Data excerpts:
-- Begin --
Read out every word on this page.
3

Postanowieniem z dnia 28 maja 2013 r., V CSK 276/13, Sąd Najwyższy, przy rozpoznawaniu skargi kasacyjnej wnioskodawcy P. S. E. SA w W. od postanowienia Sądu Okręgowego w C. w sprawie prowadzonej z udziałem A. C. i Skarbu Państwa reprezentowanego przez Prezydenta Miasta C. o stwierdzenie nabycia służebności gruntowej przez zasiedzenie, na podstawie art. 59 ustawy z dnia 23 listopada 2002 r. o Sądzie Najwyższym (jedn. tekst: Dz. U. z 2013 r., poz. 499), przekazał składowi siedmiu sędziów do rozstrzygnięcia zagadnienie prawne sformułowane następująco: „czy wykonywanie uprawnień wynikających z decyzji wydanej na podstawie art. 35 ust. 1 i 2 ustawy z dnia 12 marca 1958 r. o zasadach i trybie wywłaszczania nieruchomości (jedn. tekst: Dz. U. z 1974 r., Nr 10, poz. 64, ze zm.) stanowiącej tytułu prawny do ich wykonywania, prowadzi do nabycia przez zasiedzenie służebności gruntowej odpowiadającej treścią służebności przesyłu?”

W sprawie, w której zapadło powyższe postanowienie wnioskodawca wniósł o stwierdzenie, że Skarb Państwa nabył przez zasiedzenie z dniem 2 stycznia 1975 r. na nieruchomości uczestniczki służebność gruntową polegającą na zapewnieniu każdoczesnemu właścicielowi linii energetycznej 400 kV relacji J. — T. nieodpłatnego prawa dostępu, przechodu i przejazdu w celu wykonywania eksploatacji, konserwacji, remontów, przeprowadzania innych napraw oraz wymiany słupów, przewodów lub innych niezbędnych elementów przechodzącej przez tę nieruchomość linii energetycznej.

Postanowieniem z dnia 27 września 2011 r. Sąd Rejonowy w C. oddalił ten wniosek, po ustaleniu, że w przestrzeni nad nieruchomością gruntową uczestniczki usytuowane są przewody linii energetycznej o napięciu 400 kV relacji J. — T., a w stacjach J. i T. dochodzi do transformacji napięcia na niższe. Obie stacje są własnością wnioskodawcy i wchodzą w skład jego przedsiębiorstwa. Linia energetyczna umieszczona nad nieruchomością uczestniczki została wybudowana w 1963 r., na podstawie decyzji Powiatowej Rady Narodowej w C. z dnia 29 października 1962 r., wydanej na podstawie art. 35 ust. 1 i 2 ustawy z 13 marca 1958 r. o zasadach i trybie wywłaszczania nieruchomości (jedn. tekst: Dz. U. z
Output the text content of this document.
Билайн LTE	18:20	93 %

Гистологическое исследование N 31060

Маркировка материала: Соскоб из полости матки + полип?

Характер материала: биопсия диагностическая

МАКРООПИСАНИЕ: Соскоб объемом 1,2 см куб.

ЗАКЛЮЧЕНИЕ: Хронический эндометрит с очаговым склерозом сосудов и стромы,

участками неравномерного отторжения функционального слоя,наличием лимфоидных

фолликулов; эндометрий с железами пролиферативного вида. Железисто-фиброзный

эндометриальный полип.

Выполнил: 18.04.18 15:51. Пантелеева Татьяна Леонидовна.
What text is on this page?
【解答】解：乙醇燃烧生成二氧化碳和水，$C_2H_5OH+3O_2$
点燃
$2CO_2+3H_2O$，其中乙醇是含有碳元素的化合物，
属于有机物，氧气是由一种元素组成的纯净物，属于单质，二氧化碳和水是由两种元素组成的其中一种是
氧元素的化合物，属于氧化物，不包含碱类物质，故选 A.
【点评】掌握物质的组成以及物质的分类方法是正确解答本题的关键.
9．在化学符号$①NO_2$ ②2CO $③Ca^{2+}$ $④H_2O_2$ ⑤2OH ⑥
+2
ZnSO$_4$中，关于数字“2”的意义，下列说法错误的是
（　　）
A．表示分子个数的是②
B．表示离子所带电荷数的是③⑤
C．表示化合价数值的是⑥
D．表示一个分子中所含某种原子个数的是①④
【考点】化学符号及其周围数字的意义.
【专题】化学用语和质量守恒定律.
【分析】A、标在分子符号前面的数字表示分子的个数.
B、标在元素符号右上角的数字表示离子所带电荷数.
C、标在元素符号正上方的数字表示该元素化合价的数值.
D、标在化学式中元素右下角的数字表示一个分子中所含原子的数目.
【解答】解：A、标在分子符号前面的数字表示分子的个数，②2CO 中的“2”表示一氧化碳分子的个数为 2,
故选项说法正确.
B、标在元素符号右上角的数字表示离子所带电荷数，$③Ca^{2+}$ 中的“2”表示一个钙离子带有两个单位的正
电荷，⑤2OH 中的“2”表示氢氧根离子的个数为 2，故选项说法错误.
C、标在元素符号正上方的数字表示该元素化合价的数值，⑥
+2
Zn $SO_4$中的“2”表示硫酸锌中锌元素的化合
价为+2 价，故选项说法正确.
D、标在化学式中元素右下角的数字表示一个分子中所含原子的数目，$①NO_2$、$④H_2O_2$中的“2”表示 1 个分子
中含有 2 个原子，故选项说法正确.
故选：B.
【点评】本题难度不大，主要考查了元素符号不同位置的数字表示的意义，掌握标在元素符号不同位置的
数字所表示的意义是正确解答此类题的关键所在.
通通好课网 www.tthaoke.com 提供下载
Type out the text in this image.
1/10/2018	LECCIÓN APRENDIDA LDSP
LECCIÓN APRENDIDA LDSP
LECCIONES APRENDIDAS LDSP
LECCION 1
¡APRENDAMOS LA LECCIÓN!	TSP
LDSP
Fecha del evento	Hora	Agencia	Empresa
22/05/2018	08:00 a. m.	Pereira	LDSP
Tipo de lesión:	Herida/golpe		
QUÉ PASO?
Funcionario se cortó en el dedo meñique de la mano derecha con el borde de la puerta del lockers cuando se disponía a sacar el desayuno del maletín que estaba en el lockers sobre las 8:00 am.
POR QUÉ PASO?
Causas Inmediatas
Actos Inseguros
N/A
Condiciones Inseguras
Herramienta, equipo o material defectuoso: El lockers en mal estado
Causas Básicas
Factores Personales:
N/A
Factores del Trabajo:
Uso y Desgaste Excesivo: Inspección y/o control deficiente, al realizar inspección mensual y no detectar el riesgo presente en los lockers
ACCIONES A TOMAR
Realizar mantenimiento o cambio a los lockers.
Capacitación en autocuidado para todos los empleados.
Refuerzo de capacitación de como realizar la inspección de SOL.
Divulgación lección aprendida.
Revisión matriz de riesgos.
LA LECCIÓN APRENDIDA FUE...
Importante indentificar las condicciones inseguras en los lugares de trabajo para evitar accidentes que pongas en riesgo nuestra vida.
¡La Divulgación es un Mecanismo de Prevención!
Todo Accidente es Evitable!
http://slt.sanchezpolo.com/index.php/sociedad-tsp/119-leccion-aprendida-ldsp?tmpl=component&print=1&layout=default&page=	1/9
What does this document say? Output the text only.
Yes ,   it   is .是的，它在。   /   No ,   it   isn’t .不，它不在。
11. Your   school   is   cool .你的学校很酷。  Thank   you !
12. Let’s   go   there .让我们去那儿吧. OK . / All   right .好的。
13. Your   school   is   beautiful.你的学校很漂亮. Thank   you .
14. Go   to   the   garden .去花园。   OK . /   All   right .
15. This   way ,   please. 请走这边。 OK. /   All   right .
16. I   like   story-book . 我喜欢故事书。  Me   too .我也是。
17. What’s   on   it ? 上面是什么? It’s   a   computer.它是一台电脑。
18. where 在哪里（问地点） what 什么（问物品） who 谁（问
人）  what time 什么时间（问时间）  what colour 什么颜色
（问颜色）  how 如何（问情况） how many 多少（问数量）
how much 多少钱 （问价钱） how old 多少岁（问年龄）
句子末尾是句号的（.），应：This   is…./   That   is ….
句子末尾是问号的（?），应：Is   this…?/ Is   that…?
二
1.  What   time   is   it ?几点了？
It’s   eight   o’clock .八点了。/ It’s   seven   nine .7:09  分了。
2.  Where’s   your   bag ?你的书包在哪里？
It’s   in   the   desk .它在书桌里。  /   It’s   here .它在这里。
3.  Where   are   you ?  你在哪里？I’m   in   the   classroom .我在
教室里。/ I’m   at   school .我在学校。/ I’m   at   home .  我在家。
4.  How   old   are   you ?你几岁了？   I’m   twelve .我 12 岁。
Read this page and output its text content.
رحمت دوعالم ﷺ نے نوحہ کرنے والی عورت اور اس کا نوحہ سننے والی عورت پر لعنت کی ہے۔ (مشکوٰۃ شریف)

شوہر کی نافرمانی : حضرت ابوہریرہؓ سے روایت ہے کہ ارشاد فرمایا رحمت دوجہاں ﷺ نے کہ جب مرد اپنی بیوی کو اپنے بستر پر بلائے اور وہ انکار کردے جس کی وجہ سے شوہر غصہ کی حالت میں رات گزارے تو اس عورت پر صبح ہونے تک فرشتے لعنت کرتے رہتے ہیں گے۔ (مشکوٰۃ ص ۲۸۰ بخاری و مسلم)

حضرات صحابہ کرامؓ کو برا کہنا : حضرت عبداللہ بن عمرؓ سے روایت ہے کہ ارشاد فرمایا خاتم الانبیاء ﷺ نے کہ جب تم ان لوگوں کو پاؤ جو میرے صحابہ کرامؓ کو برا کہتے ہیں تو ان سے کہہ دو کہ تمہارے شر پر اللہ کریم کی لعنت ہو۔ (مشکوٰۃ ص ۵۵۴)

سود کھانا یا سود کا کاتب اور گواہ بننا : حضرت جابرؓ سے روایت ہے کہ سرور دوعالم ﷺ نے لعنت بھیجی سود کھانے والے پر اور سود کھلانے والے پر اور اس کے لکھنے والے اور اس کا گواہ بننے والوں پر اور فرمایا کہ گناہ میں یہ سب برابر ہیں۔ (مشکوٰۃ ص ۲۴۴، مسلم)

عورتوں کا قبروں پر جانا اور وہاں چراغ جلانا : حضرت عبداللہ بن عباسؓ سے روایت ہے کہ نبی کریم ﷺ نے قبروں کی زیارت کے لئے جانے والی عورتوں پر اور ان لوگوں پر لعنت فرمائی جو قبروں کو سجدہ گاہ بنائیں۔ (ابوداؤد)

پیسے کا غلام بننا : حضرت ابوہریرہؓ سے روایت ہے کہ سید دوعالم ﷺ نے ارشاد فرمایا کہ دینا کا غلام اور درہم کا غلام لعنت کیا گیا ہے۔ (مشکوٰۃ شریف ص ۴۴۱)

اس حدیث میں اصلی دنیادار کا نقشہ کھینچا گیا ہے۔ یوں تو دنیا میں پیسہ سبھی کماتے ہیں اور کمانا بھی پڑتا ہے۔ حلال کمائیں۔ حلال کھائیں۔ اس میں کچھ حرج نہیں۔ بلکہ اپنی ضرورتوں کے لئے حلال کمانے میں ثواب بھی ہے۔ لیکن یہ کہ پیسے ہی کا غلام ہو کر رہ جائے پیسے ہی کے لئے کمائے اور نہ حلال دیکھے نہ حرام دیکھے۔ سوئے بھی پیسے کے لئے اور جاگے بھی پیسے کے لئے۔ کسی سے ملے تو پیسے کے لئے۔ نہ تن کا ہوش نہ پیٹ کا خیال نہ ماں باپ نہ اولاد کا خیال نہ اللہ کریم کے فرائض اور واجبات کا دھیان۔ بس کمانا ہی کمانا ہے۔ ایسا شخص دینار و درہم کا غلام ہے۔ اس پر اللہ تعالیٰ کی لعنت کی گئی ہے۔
-- End --
### CHALLENGE
Your task is to pick out every line with the string "Divulgación" and copy it.

### EXERCISE RESULT
Divulgación lección aprendida.
¡La Divulgación es un Mecanismo de Prevención!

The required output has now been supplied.